* [Work required] Can you find the lines of the listing that include "Napne" and copy every one?

* [Material for this task]
· · · · ·

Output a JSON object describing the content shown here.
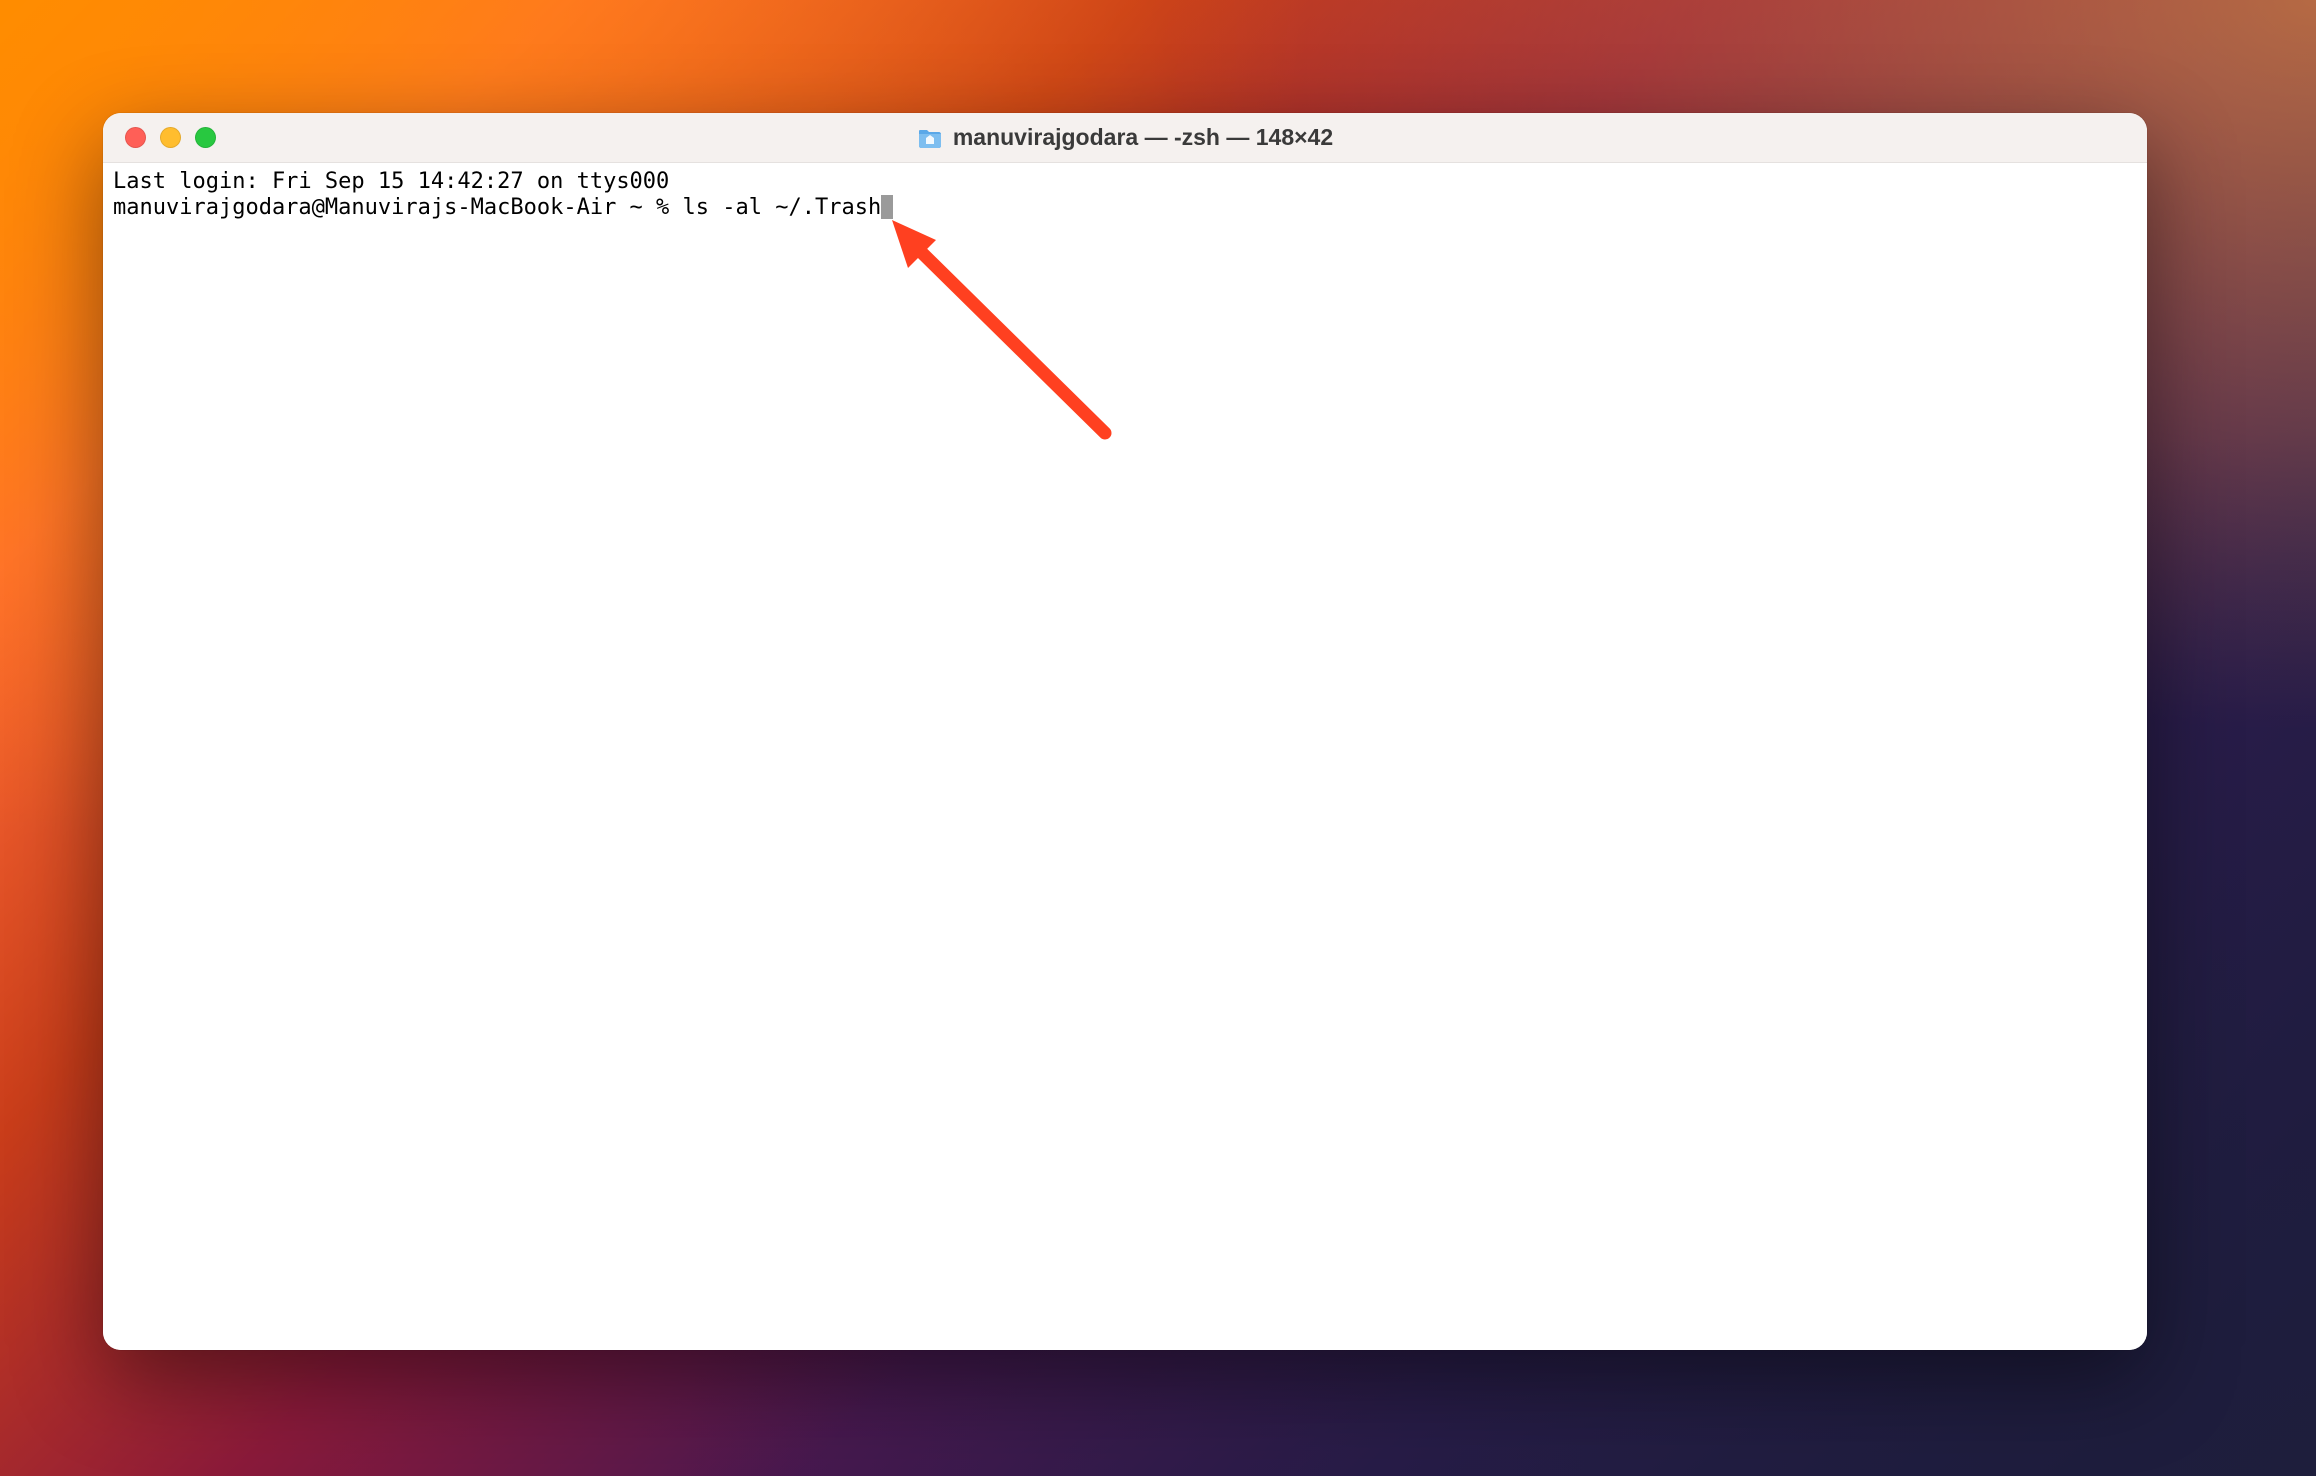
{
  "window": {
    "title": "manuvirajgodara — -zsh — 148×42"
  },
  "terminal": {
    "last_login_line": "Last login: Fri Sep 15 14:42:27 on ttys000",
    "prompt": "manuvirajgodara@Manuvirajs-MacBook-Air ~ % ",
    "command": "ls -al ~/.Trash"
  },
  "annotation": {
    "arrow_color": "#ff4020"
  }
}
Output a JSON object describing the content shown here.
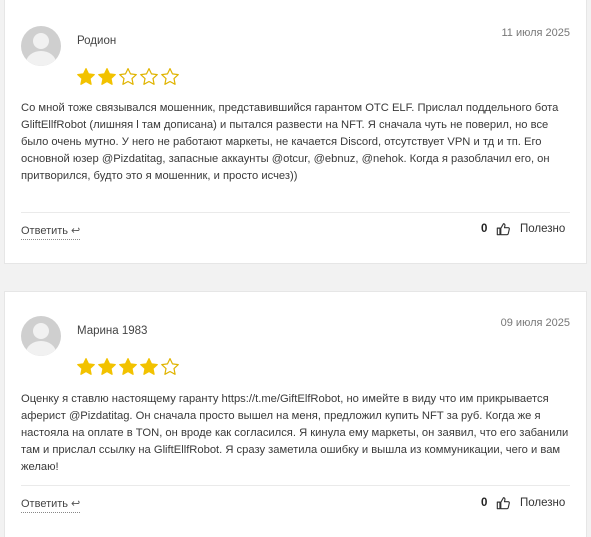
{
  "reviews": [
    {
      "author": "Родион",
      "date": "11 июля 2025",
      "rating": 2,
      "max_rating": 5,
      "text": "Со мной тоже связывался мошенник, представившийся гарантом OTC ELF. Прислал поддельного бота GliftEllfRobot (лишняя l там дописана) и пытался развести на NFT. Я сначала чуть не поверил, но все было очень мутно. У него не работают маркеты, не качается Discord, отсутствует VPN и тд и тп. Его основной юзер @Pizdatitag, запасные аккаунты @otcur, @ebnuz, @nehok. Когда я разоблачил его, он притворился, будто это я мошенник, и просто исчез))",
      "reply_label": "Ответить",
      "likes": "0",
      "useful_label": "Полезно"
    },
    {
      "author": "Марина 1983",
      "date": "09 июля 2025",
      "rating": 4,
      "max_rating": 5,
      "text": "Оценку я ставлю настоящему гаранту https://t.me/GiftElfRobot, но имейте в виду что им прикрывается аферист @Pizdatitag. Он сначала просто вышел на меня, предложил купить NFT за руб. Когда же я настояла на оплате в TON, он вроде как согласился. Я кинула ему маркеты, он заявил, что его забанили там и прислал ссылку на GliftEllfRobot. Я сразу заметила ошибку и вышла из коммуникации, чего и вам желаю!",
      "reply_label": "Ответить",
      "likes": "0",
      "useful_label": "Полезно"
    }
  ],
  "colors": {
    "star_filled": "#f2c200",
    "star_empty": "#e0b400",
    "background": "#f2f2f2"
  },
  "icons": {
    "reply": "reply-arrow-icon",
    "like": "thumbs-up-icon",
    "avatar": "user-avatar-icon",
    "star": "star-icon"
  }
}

· · · · ·

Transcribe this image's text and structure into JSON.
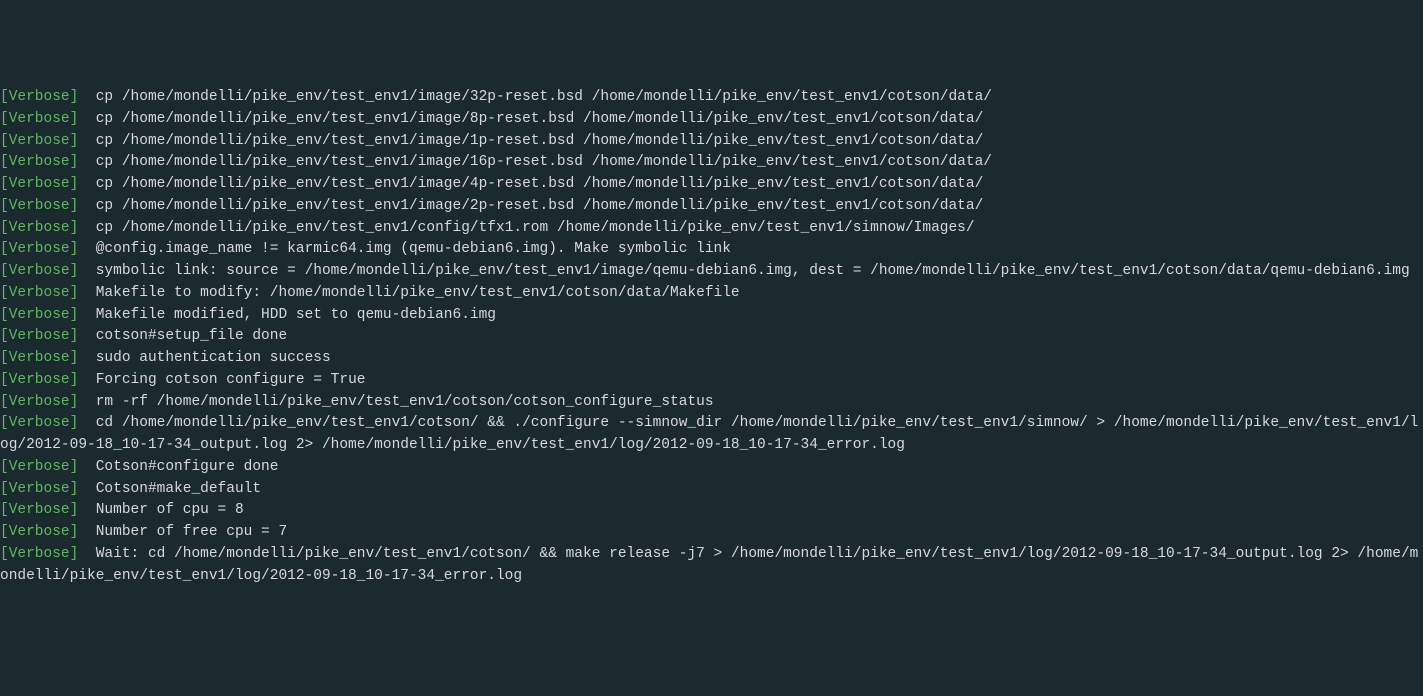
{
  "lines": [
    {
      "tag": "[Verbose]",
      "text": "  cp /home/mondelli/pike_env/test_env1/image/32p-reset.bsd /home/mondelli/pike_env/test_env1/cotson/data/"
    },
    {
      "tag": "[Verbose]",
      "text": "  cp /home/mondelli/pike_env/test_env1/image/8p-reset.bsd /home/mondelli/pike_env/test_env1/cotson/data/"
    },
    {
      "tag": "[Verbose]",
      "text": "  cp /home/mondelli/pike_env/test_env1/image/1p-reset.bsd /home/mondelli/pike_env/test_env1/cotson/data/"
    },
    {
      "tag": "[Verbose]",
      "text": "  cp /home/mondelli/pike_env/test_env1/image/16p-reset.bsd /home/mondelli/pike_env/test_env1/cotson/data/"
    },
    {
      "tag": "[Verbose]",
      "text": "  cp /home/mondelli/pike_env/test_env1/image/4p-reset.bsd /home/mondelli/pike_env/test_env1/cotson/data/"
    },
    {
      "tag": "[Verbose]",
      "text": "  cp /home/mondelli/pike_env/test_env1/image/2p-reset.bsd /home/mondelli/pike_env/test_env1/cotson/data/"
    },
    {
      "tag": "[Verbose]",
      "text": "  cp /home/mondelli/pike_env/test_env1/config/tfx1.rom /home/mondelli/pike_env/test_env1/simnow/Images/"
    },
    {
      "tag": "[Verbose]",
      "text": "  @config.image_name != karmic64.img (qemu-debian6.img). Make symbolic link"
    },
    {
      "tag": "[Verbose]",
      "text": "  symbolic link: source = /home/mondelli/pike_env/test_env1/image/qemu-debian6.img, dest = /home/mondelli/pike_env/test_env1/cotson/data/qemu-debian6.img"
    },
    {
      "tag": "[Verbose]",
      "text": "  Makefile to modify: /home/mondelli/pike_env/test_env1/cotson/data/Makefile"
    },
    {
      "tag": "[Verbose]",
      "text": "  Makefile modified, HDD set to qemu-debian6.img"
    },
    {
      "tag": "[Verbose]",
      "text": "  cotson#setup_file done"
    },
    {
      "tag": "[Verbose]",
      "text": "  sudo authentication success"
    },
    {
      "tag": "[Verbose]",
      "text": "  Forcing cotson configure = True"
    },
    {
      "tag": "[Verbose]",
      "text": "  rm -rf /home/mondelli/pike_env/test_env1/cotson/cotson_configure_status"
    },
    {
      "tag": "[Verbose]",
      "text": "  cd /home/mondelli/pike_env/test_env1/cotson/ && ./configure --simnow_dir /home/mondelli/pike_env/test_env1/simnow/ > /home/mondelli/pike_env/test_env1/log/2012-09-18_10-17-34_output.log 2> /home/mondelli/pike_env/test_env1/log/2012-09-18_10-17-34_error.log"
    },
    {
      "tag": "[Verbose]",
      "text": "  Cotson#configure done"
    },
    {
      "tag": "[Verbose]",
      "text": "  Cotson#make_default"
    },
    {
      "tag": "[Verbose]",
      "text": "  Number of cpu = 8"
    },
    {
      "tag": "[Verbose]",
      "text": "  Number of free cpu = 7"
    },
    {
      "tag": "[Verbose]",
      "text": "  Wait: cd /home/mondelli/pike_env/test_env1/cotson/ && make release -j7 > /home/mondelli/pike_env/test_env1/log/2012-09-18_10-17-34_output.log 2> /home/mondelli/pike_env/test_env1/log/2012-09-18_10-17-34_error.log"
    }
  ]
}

· · · · ·

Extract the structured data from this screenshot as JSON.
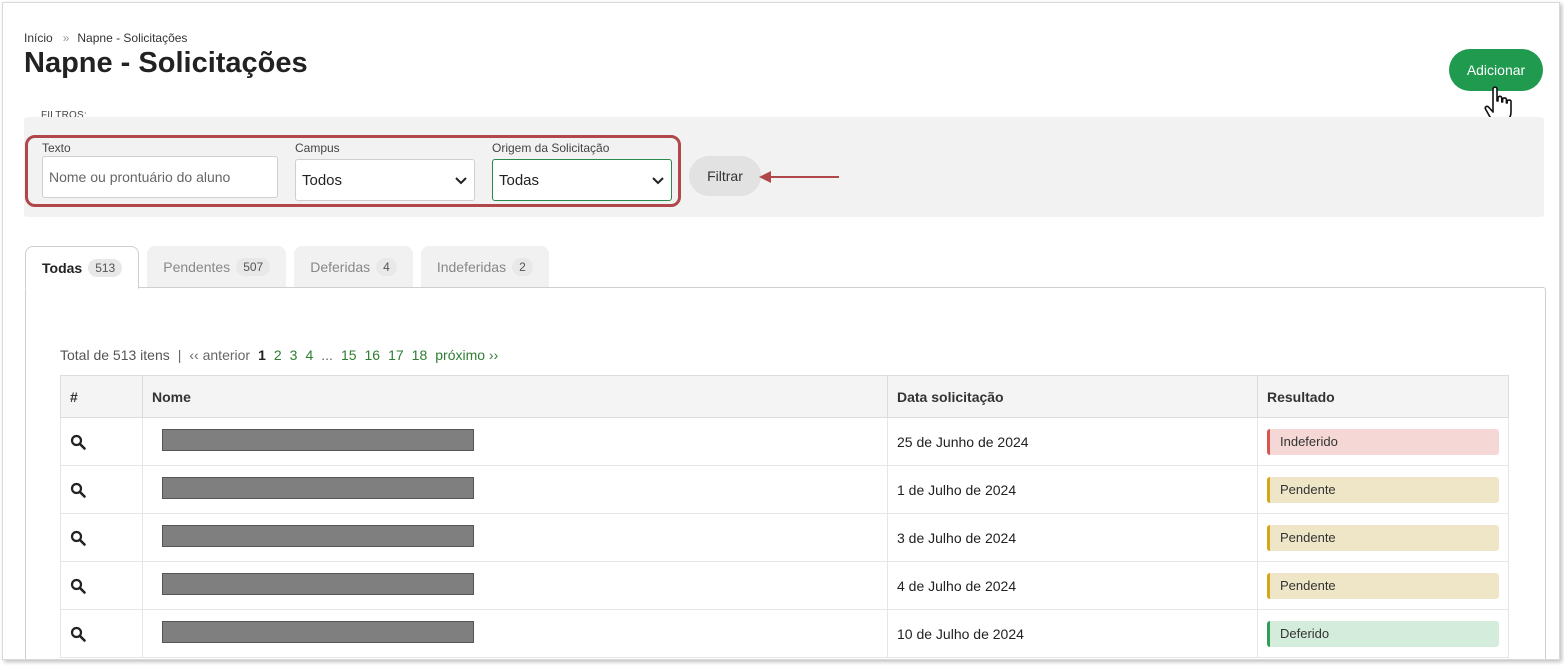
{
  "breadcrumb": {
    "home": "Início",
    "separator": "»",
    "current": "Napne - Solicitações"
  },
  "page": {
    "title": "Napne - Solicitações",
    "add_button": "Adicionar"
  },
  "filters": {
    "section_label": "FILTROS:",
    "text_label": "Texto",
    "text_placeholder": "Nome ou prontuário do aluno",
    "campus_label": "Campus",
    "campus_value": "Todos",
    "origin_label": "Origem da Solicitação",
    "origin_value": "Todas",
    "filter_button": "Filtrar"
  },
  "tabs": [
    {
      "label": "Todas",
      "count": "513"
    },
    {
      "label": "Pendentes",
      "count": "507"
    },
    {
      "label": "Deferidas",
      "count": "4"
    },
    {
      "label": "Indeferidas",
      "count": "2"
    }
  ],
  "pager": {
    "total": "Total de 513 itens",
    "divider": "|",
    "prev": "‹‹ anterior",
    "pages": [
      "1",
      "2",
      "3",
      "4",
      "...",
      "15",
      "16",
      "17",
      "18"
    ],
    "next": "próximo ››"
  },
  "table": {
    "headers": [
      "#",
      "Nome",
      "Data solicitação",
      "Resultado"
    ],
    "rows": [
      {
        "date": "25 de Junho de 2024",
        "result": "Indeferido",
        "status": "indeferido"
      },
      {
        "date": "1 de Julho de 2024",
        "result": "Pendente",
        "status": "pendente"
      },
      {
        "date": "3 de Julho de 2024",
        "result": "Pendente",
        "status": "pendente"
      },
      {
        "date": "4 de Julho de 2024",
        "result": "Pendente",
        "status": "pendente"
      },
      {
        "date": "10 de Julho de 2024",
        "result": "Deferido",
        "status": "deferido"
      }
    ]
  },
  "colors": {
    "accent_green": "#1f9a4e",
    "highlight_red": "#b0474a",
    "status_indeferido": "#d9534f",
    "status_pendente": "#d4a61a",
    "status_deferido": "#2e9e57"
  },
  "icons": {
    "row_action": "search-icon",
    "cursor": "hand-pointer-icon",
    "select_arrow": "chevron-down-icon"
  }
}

· · · · ·

* [Answer to this problem]
    "current": "Napne - Solicitações"
    "title": "Napne - Solicitações",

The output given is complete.